-- Description of the task --
Rewrite the records, changing "elevation" to "side" and leaving every other word as it is.

(Data records)
[Begin]

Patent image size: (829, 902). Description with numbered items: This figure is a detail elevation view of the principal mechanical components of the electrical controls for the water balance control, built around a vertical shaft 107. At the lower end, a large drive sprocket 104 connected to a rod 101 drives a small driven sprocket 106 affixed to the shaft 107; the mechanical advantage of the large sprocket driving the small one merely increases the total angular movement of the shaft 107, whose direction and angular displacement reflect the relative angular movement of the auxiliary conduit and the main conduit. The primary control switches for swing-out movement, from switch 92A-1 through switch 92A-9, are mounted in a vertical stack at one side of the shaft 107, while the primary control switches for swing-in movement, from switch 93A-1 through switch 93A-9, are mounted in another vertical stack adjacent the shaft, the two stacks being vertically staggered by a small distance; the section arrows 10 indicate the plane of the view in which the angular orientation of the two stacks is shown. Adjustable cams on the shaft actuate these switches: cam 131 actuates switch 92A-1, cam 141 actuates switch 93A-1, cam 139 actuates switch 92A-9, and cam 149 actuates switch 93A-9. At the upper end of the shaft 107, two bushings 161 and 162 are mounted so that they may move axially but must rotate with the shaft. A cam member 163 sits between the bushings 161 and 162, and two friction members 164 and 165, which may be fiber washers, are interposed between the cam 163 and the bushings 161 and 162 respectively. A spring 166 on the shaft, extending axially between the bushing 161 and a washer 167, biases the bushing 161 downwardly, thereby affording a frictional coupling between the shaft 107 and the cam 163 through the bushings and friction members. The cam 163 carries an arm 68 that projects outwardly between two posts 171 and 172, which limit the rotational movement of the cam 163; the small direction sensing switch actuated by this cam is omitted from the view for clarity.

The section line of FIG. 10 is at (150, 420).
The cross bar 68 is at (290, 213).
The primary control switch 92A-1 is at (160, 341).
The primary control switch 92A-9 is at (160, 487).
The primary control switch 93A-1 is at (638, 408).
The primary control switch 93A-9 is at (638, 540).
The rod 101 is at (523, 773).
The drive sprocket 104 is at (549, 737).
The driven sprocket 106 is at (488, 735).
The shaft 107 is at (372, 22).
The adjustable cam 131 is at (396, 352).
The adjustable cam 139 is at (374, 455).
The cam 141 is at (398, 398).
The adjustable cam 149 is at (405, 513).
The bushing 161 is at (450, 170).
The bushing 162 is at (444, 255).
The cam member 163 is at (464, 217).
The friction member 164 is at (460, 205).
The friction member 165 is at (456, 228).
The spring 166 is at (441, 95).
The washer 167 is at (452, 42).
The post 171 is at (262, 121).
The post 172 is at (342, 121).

[End]

-- Task response --
Patent image size: (829, 902). Description with numbered items: This figure is a detail side view of the principal mechanical components of the electrical controls for the water balance control, built around a vertical shaft 107. At the lower end, a large drive sprocket 104 connected to a rod 101 drives a small driven sprocket 106 affixed to the shaft 107; the mechanical advantage of the large sprocket driving the small one merely increases the total angular movement of the shaft 107, whose direction and angular displacement reflect the relative angular movement of the auxiliary conduit and the main conduit. The primary control switches for swing-out movement, from switch 92A-1 through switch 92A-9, are mounted in a vertical stack at one side of the shaft 107, while the primary control switches for swing-in movement, from switch 93A-1 through switch 93A-9, are mounted in another vertical stack adjacent the shaft, the two stacks being vertically staggered by a small distance; the section arrows 10 indicate the plane of the view in which the angular orientation of the two stacks is shown. Adjustable cams on the shaft actuate these switches: cam 131 actuates switch 92A-1, cam 141 actuates switch 93A-1, cam 139 actuates switch 92A-9, and cam 149 actuates switch 93A-9. At the upper end of the shaft 107, two bushings 161 and 162 are mounted so that they may move axially but must rotate with the shaft. A cam member 163 sits between the bushings 161 and 162, and two friction members 164 and 165, which may be fiber washers, are interposed between the cam 163 and the bushings 161 and 162 respectively. A spring 166 on the shaft, extending axially between the bushing 161 and a washer 167, biases the bushing 161 downwardly, thereby affording a frictional coupling between the shaft 107 and the cam 163 through the bushings and friction members. The cam 163 carries an arm 68 that projects outwardly between two posts 171 and 172, which limit the rotational movement of the cam 163; the small direction sensing switch actuated by this cam is omitted from the view for clarity.

The section line of FIG. 10 is at (150, 420).
The cross bar 68 is at (290, 213).
The primary control switch 92A-1 is at (160, 341).
The primary control switch 92A-9 is at (160, 487).
The primary control switch 93A-1 is at (638, 408).
The primary control switch 93A-9 is at (638, 540).
The rod 101 is at (523, 773).
The drive sprocket 104 is at (549, 737).
The driven sprocket 106 is at (488, 735).
The shaft 107 is at (372, 22).
The adjustable cam 131 is at (396, 352).
The adjustable cam 139 is at (374, 455).
The cam 141 is at (398, 398).
The adjustable cam 149 is at (405, 513).
The bushing 161 is at (450, 170).
The bushing 162 is at (444, 255).
The cam member 163 is at (464, 217).
The friction member 164 is at (460, 205).
The friction member 165 is at (456, 228).
The spring 166 is at (441, 95).
The washer 167 is at (452, 42).
The post 171 is at (262, 121).
The post 172 is at (342, 121).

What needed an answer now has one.